- **Directions for this task**
Copy each line below in which the word "text" occurs.

- **Extracted records**
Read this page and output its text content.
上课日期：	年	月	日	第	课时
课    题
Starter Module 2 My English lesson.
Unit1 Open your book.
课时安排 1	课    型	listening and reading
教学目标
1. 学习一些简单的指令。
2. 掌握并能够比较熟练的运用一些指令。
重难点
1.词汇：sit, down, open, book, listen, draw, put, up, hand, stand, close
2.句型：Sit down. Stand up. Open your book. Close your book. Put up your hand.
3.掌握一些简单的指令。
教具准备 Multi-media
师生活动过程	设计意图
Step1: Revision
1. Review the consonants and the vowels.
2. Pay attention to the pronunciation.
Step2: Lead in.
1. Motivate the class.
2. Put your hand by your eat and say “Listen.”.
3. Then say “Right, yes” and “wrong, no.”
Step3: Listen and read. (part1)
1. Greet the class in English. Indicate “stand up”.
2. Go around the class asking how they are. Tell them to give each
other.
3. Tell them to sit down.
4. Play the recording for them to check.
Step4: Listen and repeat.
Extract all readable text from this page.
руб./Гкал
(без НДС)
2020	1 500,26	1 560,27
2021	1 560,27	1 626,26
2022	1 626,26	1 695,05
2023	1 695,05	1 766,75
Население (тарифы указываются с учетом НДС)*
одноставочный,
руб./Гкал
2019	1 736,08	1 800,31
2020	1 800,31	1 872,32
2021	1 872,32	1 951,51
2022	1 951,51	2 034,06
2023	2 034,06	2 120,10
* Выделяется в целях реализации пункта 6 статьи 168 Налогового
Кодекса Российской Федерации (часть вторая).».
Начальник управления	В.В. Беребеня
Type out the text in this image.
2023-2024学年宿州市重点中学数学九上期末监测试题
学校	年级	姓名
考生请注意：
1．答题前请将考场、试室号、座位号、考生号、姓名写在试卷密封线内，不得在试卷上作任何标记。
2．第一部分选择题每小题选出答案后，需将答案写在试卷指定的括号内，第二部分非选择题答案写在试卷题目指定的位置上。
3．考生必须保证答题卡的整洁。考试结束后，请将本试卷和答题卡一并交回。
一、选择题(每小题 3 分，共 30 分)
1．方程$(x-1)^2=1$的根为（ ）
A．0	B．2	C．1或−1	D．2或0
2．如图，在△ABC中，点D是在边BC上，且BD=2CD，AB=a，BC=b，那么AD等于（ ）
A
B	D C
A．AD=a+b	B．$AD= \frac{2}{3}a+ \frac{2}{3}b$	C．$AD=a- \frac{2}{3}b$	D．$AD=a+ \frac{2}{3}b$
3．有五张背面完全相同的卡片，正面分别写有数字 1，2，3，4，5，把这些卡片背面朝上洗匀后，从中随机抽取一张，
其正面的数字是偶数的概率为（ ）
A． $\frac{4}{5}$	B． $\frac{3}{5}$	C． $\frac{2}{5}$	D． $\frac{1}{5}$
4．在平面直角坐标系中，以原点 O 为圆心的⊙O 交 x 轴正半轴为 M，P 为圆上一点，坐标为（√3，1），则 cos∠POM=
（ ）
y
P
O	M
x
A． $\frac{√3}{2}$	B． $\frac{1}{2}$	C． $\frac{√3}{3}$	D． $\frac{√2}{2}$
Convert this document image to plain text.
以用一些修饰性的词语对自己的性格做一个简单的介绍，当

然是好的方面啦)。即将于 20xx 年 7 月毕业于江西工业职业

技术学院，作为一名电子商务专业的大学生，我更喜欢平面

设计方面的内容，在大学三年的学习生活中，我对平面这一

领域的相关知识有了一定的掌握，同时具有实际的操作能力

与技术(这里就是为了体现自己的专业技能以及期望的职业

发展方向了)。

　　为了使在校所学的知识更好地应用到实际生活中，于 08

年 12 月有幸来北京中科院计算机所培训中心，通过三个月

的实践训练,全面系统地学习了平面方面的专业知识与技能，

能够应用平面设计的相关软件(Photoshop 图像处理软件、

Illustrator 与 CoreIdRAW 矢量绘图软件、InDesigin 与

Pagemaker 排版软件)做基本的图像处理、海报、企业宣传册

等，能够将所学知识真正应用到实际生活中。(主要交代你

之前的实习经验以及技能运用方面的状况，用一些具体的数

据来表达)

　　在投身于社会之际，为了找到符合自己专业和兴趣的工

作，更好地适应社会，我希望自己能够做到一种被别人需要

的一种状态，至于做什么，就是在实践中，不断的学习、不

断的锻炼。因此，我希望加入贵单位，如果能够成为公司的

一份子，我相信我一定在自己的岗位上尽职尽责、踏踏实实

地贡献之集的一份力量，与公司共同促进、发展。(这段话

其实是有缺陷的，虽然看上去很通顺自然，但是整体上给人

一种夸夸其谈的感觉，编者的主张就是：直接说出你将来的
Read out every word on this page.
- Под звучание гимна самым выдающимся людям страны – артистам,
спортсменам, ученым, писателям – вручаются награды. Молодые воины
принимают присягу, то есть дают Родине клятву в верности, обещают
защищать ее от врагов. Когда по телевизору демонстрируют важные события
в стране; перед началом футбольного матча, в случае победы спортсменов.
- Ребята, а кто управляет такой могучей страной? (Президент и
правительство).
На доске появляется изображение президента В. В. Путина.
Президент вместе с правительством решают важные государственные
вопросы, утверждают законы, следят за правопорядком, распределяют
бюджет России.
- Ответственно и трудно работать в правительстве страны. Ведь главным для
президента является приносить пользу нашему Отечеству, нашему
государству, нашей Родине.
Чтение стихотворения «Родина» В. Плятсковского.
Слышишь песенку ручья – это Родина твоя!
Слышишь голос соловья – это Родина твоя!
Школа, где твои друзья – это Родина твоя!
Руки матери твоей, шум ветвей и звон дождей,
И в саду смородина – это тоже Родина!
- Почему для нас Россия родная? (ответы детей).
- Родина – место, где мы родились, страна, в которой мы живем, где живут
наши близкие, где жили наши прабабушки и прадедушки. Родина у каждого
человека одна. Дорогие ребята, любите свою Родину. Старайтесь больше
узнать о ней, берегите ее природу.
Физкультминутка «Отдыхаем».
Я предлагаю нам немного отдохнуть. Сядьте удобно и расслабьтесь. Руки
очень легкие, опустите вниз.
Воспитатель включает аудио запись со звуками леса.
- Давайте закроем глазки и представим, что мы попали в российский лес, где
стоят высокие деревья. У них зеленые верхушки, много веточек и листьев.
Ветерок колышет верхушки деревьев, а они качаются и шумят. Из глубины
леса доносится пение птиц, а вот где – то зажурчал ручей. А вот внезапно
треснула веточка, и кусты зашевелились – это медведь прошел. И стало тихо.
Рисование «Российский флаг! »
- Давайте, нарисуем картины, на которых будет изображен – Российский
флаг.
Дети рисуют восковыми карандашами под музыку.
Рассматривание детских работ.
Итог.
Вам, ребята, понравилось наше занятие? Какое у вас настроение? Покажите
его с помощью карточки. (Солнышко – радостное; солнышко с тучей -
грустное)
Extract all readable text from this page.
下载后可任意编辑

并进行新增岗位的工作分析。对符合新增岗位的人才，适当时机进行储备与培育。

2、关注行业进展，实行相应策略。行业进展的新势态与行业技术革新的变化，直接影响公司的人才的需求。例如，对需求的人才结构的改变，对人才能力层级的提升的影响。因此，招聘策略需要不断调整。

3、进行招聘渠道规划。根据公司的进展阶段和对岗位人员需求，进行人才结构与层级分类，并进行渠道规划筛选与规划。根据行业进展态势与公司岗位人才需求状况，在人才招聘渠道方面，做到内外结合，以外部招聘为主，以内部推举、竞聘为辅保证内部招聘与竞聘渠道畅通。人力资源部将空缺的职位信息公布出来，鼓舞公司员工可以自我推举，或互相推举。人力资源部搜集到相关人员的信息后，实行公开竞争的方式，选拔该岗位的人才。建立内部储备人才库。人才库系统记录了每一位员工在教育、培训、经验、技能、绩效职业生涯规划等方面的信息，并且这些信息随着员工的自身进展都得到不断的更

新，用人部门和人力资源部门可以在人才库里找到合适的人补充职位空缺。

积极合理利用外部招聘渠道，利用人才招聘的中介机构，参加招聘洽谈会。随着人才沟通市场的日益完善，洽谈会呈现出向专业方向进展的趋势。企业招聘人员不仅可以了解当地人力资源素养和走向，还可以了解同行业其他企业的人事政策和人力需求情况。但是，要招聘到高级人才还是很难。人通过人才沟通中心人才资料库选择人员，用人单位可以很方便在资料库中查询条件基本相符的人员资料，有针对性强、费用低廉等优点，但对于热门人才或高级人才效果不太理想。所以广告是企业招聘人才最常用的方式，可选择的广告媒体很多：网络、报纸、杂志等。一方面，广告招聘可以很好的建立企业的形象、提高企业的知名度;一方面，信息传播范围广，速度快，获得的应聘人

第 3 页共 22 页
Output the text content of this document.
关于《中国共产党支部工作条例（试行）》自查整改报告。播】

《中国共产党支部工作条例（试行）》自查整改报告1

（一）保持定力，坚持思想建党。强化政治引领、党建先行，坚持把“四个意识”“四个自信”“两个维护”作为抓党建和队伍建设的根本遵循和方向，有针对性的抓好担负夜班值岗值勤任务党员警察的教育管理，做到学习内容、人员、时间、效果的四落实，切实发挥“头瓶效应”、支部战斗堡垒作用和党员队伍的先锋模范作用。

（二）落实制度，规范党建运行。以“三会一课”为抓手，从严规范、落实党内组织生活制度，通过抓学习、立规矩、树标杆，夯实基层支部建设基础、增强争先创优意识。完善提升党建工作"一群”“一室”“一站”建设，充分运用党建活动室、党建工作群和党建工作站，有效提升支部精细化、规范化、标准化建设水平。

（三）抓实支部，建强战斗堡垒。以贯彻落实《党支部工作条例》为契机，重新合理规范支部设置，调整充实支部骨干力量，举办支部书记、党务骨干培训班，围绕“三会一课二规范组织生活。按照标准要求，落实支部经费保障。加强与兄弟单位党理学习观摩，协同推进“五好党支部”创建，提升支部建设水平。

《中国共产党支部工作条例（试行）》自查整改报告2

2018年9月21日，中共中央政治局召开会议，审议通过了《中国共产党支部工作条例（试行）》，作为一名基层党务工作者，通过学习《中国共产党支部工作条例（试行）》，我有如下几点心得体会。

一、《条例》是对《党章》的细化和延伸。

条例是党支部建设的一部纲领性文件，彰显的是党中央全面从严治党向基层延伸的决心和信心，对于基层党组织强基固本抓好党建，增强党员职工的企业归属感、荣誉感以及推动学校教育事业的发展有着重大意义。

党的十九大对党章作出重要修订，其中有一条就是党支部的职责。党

- **Result of the task**
Read this page and output its text content.
Extract all readable text from this page.
Type out the text in this image.
Convert this document image to plain text.
Extract all readable text from this page.
Output the text content of this document.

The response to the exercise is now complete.